● WHAT IS NEEDED
Keep only the lines of the listing that include the word "number", and copy them.

───

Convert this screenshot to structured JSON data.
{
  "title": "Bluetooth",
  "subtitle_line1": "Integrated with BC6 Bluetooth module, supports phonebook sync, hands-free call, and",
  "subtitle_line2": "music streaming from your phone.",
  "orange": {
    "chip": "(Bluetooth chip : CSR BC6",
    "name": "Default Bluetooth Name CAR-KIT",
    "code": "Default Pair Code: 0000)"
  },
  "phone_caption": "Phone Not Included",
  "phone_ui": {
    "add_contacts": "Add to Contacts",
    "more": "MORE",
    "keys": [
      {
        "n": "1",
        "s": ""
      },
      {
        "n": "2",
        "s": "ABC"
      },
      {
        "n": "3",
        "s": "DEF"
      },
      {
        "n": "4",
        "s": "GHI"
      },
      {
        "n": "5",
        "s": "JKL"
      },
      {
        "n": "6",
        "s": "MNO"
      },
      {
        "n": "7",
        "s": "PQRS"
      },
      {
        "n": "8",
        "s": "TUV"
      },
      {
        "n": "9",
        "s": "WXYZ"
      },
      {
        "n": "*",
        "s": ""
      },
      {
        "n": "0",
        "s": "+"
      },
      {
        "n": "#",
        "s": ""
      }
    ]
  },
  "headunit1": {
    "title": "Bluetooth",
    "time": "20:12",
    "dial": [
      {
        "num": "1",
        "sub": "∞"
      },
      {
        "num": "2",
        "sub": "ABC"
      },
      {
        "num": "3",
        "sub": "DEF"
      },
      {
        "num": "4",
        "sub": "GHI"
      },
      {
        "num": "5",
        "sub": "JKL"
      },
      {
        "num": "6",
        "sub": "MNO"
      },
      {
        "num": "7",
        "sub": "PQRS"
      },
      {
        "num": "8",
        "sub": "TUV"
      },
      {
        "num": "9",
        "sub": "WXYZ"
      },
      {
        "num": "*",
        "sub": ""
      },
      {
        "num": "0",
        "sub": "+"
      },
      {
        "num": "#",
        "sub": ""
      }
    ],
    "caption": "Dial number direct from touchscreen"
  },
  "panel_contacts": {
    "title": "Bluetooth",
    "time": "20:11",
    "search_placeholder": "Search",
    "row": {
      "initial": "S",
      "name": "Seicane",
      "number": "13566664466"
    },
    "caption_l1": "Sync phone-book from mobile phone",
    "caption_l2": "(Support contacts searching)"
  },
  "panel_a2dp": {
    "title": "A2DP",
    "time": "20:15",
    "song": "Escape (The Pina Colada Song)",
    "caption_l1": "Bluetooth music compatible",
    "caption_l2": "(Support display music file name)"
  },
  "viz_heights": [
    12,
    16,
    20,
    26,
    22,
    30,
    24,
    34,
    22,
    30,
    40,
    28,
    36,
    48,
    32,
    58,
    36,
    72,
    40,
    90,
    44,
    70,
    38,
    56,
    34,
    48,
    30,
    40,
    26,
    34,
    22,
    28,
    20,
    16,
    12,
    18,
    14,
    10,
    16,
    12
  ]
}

───

● ANSWER TO THE PROBLEM
    "caption": "Dial number direct from touchscreen"
      "number": "13566664466"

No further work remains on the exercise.